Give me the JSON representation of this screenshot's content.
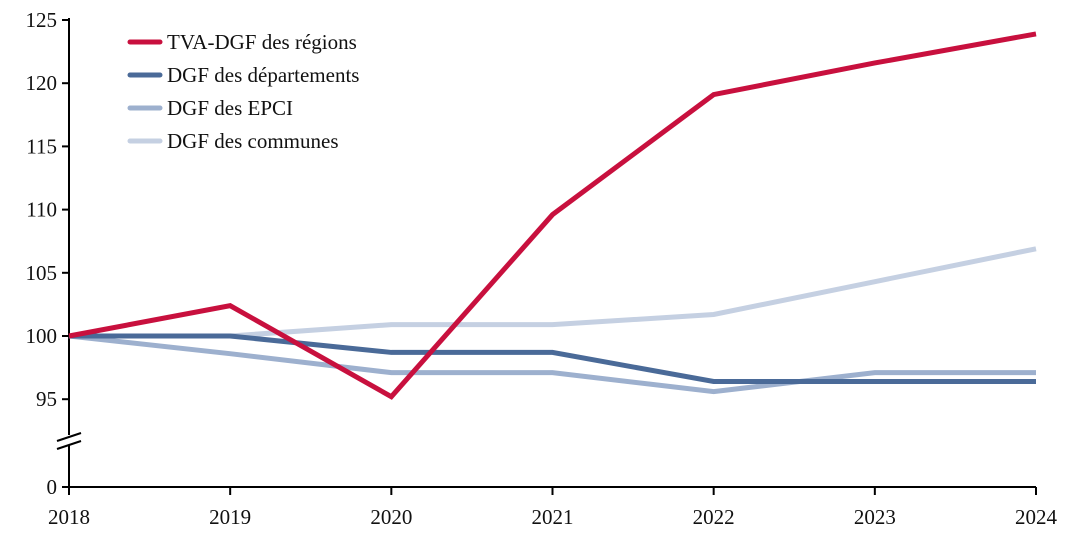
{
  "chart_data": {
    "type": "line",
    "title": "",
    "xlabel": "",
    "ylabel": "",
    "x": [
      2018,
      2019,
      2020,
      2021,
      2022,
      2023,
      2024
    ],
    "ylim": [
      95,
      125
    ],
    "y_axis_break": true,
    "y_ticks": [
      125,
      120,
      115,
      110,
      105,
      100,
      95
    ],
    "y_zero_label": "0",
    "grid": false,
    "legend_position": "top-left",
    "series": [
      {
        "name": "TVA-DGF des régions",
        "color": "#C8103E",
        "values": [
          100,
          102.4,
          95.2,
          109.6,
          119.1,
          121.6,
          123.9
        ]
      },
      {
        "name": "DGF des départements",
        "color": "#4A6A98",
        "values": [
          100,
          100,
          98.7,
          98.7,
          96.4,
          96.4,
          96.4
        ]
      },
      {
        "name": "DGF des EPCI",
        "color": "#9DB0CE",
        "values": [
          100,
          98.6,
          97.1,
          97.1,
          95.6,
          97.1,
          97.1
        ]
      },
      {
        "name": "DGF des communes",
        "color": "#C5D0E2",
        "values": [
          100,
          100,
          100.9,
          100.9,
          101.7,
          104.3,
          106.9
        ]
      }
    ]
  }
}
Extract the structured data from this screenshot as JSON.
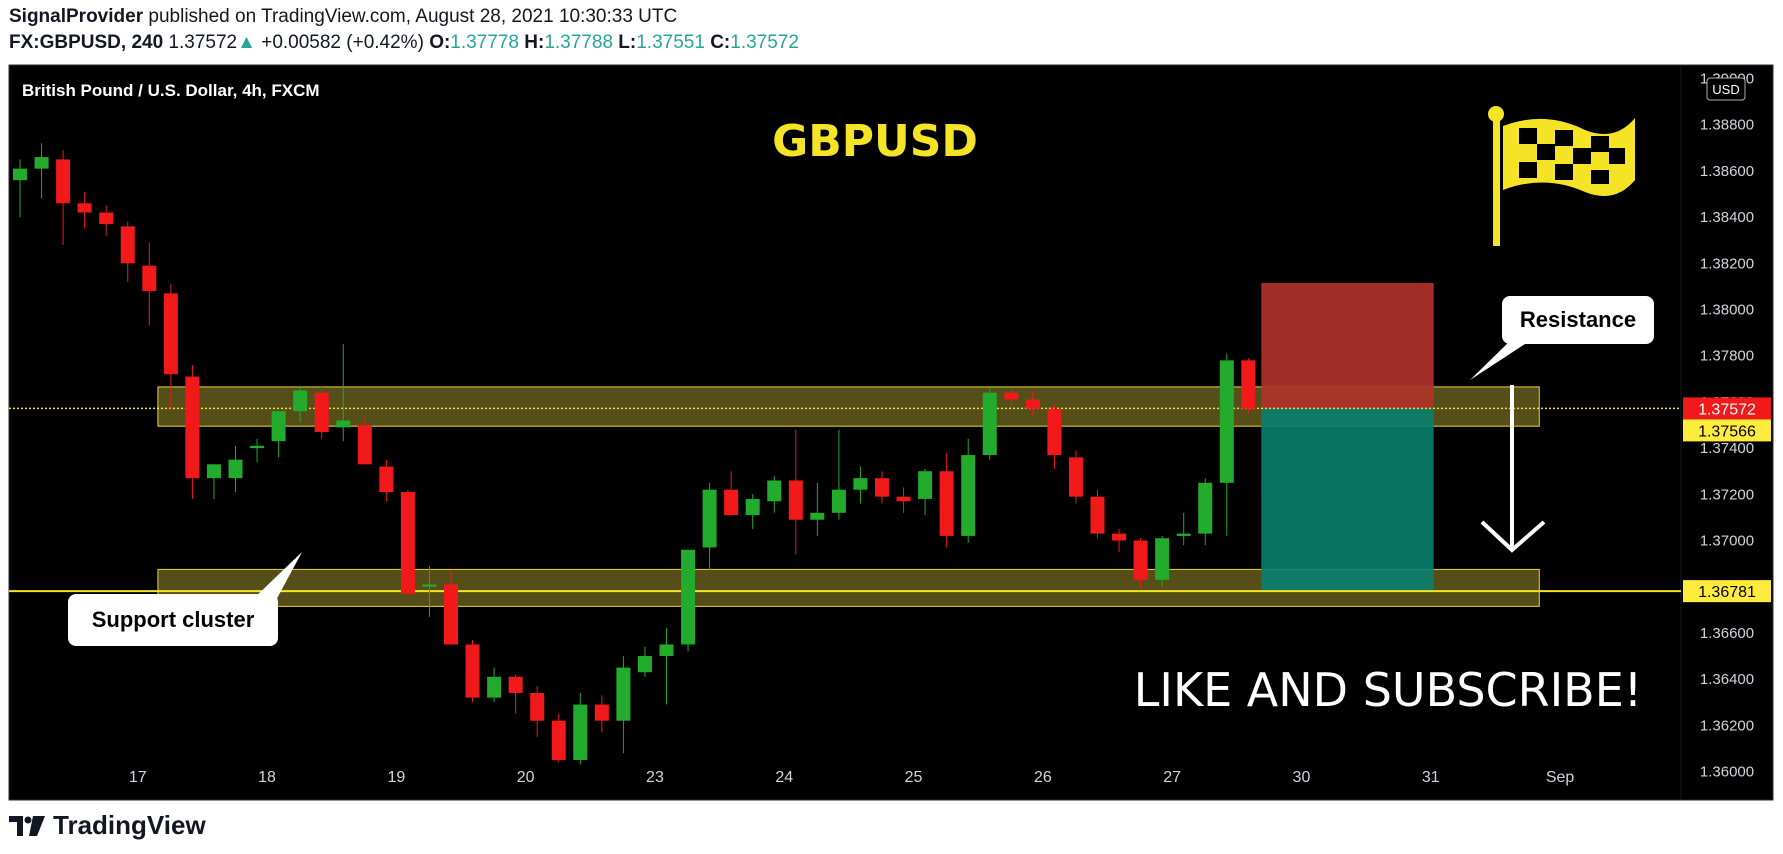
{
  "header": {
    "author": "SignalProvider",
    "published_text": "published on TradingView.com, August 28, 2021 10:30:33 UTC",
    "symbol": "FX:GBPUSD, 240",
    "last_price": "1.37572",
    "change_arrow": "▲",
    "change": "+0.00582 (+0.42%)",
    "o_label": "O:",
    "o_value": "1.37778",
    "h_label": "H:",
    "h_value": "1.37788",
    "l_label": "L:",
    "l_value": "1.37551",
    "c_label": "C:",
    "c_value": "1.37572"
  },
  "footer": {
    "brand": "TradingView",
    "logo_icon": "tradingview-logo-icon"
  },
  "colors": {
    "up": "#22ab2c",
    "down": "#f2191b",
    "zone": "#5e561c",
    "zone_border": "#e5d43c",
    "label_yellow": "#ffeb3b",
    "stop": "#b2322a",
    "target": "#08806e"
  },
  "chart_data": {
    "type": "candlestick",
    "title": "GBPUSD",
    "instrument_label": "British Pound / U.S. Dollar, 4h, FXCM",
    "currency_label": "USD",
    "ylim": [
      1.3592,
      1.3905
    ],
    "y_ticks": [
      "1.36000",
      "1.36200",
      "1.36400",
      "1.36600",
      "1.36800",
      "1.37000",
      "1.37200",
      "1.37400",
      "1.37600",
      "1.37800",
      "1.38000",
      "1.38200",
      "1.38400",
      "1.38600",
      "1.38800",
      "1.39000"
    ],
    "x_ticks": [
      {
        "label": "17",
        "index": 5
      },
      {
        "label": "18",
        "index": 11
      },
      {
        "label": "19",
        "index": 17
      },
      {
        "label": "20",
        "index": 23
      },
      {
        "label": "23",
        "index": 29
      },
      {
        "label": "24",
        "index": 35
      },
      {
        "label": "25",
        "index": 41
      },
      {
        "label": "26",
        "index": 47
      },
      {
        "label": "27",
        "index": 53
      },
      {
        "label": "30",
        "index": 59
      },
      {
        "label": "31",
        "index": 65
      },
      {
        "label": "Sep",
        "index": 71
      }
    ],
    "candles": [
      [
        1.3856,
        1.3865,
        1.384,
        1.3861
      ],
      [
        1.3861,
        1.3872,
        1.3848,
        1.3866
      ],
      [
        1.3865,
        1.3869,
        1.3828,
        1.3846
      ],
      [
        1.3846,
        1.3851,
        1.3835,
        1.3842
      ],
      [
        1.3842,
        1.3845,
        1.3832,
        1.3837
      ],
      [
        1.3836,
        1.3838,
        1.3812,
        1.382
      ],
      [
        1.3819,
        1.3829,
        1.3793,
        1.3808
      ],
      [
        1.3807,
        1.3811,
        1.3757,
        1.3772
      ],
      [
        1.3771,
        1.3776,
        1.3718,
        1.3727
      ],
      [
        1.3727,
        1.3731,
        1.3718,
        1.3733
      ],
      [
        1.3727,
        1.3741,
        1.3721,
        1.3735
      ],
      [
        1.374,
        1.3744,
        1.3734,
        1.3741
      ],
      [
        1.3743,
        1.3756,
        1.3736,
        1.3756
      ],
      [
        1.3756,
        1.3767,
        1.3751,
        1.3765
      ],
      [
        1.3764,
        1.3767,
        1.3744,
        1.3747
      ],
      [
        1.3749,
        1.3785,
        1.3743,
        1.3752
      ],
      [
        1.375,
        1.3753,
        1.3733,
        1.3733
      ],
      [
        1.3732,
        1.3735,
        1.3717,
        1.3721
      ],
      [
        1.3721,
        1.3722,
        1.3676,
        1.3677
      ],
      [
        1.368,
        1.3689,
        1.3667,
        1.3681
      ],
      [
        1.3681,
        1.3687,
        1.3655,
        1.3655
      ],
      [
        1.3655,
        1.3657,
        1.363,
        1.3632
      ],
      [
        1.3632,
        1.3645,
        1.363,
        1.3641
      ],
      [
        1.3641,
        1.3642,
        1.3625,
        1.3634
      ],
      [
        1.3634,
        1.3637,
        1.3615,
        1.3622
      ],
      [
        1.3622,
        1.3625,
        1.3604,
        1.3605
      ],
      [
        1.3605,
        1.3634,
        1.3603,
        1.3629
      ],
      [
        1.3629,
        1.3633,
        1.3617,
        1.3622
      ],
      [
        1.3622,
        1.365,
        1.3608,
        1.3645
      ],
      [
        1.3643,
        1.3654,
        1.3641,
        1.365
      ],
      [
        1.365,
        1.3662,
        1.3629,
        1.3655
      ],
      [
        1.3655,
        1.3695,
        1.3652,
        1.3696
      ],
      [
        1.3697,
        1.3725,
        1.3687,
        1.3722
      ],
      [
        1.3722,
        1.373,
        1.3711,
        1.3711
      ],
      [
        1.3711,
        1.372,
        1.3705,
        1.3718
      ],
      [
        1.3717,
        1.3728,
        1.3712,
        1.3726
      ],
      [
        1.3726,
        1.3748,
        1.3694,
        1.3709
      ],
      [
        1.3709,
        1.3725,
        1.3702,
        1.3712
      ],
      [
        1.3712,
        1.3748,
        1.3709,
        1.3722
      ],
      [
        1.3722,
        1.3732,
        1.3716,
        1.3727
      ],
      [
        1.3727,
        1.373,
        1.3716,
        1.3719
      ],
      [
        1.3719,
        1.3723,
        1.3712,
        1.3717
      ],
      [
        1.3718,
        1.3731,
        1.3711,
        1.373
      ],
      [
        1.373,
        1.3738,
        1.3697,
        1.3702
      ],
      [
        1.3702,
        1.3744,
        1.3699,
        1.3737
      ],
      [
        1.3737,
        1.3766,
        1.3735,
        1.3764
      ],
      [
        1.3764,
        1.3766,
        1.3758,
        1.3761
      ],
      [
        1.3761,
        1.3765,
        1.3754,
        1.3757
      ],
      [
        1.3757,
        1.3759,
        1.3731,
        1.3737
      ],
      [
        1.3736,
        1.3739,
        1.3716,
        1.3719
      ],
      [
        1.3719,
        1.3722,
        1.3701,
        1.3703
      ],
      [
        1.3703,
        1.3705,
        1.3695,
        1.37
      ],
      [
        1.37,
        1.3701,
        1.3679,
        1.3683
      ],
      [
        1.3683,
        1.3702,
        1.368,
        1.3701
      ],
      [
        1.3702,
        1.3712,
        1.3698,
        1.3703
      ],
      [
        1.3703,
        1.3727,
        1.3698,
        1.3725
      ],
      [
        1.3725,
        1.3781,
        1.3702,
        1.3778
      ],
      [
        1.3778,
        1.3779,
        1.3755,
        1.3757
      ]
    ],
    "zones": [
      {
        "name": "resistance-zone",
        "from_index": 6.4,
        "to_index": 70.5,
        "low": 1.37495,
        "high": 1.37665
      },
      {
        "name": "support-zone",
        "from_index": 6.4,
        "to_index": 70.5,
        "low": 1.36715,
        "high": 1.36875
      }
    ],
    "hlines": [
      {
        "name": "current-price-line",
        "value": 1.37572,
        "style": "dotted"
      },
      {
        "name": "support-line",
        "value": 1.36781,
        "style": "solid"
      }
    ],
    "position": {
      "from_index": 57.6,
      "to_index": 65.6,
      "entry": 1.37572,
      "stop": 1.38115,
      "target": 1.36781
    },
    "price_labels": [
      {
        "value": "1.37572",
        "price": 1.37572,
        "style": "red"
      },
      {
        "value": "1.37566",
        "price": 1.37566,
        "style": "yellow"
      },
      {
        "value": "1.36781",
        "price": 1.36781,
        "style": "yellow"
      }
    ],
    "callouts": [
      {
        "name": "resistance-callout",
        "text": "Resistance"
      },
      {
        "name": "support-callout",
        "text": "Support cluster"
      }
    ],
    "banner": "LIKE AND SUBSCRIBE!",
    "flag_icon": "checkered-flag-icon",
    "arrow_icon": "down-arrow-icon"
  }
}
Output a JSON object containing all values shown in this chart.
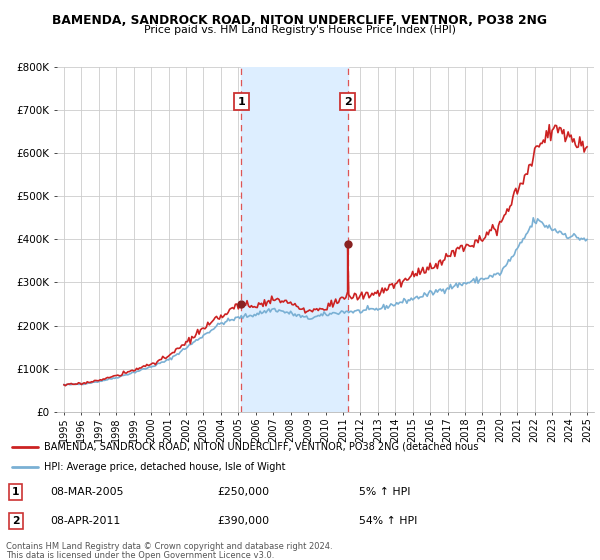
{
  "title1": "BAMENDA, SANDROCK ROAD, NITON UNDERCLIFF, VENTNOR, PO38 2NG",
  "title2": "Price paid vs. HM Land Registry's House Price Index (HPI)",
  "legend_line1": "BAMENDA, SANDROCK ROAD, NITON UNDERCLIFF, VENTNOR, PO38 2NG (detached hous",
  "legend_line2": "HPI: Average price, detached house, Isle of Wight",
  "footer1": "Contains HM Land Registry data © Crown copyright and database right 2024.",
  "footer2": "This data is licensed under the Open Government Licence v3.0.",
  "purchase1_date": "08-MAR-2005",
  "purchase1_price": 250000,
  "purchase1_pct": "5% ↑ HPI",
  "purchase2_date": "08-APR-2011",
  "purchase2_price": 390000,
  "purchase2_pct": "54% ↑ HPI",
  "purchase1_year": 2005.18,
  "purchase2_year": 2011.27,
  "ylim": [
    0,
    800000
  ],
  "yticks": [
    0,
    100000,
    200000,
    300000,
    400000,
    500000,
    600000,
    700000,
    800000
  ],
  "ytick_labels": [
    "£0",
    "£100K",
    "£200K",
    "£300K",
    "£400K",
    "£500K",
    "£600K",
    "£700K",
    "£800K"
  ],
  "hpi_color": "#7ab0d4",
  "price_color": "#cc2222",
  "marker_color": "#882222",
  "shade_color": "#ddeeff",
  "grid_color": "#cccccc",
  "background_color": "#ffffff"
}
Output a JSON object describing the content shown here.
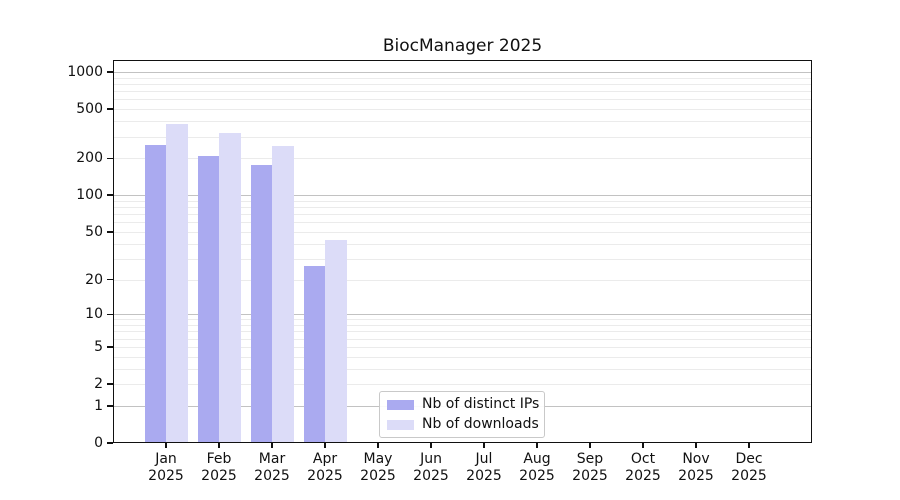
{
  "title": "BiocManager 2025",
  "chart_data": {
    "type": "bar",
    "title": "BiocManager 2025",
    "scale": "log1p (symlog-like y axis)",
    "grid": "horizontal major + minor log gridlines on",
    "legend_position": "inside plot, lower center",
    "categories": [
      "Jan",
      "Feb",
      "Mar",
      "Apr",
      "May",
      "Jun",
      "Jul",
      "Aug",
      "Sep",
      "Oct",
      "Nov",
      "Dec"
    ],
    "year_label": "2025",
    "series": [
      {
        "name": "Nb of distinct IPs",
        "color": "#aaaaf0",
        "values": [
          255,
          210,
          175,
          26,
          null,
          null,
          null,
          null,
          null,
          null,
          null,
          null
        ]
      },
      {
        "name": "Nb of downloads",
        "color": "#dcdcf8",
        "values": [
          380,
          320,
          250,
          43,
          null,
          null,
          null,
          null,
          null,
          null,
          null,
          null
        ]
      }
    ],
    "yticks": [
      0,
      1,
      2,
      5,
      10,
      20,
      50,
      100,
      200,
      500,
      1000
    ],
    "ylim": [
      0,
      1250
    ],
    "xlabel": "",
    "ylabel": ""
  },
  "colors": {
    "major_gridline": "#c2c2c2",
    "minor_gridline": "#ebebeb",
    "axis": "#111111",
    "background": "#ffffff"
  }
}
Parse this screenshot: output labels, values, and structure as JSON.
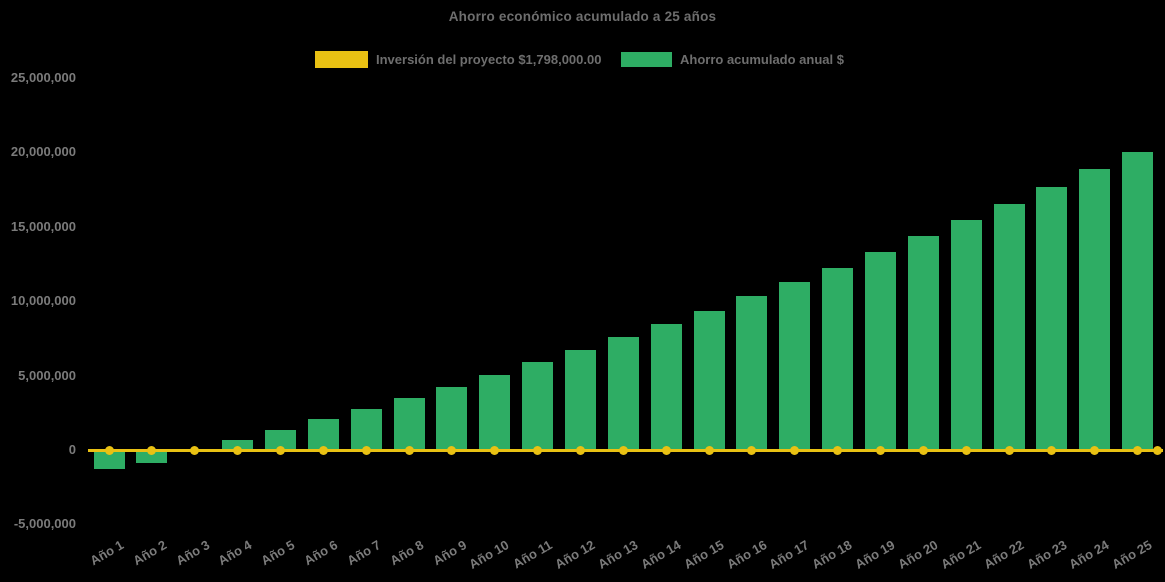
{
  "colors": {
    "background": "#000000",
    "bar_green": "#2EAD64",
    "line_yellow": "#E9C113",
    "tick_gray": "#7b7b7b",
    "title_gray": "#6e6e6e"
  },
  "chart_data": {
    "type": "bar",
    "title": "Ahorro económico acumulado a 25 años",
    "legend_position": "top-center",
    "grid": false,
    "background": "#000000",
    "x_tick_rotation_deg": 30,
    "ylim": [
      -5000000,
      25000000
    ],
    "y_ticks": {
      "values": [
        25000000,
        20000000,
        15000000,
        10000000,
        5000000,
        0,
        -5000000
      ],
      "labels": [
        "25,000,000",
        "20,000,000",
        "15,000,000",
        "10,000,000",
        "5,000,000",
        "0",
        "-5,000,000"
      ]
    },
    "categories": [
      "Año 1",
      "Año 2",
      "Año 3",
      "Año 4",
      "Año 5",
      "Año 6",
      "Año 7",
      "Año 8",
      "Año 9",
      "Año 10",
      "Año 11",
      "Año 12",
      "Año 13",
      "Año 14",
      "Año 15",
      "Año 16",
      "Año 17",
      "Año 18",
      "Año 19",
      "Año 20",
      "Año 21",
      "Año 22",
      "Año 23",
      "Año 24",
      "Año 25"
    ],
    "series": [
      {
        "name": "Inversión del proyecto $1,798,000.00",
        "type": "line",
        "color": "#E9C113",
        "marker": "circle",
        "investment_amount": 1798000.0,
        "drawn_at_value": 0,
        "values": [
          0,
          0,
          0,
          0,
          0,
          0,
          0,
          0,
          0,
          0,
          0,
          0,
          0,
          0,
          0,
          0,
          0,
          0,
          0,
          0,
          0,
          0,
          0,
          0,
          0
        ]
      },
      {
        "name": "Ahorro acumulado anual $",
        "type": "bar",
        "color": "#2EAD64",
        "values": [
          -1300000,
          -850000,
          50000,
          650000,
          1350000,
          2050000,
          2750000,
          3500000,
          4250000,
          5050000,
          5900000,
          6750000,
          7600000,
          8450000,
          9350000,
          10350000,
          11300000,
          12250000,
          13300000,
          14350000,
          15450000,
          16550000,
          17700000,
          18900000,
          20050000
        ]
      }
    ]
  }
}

■ ■ ■

- _WHAT YOU NEED TO DO_
What count of lines in the listing contain the word "Land"? Reply with the number only.

- _REPLY TO THE TASK_
2